The response must reproduce exactly every line of the material below holding the word "achieved".
= Beginning of Section =
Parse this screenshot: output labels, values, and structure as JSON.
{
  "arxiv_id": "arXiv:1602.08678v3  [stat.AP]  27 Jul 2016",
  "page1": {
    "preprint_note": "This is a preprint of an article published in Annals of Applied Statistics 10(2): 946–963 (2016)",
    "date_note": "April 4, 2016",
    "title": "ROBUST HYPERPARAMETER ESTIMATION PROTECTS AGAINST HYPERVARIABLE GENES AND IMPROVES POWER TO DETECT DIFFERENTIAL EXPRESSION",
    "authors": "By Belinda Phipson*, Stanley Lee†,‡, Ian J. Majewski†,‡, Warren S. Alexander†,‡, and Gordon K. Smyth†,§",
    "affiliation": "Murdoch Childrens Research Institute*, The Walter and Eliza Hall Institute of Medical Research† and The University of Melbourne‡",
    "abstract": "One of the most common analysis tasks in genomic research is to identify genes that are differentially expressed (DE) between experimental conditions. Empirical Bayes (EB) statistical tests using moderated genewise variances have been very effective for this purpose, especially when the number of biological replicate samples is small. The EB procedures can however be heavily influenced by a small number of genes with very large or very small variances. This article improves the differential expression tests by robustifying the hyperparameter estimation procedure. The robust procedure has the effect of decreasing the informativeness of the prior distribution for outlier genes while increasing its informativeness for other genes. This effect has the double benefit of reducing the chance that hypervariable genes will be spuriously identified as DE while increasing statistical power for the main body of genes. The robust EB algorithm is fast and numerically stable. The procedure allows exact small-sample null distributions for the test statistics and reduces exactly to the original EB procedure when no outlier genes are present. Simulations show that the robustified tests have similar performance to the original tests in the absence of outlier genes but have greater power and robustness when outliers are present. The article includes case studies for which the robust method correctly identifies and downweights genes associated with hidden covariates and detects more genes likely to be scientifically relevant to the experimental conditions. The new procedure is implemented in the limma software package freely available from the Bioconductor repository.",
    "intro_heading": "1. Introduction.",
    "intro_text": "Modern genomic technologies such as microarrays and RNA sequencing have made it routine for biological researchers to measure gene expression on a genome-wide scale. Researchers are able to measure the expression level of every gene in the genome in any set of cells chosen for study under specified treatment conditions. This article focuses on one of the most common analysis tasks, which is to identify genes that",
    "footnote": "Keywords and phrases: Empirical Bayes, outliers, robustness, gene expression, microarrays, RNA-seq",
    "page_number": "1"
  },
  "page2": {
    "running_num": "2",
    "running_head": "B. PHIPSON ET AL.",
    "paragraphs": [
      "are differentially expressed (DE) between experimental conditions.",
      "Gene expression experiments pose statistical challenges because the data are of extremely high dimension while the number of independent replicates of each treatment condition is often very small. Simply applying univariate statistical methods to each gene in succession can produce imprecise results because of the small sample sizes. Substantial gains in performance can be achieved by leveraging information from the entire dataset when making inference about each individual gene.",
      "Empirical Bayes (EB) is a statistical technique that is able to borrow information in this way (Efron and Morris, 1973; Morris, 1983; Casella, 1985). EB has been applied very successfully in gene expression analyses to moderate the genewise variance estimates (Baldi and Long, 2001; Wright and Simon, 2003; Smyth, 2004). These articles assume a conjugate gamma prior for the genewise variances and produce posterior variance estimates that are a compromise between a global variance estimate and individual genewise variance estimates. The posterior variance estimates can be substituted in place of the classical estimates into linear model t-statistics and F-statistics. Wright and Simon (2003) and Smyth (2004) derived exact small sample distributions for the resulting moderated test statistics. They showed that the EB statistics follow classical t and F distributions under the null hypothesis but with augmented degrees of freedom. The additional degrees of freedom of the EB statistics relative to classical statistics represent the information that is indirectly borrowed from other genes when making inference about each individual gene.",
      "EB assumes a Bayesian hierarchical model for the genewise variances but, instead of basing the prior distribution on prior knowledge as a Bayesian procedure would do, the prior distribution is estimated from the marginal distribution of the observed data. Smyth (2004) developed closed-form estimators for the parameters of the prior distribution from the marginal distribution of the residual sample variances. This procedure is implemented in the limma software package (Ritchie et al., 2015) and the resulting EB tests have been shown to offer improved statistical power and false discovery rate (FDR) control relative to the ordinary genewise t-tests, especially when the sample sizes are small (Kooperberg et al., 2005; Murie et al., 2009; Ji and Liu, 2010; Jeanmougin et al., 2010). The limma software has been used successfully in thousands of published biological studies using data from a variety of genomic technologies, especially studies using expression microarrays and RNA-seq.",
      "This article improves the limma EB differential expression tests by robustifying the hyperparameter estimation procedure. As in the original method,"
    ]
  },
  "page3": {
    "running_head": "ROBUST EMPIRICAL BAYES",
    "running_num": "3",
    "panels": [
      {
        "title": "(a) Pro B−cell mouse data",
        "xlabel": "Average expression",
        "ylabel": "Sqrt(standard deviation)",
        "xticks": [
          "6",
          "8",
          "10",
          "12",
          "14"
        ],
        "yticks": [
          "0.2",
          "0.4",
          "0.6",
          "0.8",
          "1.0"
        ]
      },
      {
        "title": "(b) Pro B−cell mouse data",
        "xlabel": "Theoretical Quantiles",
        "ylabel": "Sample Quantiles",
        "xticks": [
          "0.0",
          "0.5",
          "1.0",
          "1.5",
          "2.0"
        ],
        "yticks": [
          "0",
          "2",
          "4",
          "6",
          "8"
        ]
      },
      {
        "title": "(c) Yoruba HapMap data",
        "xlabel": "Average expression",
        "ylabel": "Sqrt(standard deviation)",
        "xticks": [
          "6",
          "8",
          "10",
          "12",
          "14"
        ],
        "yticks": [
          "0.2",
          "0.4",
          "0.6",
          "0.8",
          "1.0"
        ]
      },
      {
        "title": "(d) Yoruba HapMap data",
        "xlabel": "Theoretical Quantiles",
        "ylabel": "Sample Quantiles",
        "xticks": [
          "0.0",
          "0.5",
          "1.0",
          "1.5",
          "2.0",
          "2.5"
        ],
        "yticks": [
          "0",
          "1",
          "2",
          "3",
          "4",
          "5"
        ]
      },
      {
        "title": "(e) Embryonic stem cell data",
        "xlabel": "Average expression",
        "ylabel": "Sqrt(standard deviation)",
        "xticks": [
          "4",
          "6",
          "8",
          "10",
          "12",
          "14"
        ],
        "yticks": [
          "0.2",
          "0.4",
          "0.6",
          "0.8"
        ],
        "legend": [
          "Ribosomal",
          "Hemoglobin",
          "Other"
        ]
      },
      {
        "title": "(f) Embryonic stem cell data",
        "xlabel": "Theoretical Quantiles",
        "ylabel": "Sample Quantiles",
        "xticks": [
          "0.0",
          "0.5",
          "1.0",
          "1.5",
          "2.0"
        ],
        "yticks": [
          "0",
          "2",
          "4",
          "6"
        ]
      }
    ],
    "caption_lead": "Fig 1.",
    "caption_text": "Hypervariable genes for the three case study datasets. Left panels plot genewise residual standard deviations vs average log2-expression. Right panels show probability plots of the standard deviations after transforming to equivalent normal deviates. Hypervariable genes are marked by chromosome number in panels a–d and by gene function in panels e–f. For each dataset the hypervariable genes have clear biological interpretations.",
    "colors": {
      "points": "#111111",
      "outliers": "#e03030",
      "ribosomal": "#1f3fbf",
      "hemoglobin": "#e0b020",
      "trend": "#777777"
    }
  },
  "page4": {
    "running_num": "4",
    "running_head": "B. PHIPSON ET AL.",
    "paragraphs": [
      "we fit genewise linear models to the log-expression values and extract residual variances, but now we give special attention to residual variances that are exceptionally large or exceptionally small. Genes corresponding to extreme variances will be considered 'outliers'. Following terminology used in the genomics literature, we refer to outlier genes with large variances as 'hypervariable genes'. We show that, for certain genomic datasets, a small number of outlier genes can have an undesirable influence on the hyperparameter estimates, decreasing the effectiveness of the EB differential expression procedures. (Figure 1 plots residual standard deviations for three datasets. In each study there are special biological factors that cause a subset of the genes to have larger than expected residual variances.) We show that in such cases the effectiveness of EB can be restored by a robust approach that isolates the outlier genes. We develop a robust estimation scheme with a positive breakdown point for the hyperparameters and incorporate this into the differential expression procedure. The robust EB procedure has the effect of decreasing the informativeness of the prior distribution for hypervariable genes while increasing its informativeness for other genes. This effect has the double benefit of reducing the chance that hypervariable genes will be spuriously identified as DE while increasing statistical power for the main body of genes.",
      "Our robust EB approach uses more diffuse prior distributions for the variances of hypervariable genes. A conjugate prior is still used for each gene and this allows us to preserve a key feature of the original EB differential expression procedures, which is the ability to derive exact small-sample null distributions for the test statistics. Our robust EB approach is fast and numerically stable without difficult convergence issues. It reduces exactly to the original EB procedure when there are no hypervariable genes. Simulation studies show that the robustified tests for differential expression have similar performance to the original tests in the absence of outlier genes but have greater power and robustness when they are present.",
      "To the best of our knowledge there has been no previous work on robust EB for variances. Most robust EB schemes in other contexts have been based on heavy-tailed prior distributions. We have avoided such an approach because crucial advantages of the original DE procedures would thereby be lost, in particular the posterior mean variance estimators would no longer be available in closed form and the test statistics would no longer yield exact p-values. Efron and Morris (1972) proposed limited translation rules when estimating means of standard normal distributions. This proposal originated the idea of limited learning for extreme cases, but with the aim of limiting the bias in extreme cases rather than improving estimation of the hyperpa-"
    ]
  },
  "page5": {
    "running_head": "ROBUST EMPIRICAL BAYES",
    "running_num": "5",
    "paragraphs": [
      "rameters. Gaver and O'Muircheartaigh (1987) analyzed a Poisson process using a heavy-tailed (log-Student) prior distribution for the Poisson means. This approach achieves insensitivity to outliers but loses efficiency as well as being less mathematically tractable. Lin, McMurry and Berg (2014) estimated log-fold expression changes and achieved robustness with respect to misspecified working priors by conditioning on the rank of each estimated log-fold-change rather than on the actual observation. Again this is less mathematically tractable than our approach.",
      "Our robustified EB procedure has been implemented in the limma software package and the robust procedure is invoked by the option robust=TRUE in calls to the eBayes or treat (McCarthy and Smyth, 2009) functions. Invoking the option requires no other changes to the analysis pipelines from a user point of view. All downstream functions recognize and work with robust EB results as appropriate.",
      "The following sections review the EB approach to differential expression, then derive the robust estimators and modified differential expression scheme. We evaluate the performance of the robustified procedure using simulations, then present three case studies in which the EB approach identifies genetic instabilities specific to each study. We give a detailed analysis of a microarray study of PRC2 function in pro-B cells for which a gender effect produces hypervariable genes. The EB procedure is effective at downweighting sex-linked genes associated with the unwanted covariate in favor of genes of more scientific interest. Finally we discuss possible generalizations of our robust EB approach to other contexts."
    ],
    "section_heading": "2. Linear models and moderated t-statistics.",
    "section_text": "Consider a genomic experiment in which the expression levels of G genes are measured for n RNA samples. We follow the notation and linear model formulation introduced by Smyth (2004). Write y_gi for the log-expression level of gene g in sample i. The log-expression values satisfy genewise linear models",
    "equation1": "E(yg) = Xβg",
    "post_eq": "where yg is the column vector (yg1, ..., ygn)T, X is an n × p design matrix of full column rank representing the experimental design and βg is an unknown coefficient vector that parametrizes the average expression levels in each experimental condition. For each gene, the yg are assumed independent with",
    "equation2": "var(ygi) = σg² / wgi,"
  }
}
= End of Section =
- RESPONSE BELOW:
      "Gene expression experiments pose statistical challenges because the data are of extremely high dimension while the number of independent replicates of each treatment condition is often very small. Simply applying univariate statistical methods to each gene in succession can produce imprecise results because of the small sample sizes. Substantial gains in performance can be achieved by leveraging information from the entire dataset when making inference about each individual gene.",
      "rameters. Gaver and O'Muircheartaigh (1987) analyzed a Poisson process using a heavy-tailed (log-Student) prior distribution for the Poisson means. This approach achieves insensitivity to outliers but loses efficiency as well as being less mathematically tractable. Lin, McMurry and Berg (2014) estimated log-fold expression changes and achieved robustness with respect to misspecified working priors by conditioning on the rank of each estimated log-fold-change rather than on the actual observation. Again this is less mathematically tractable than our approach.",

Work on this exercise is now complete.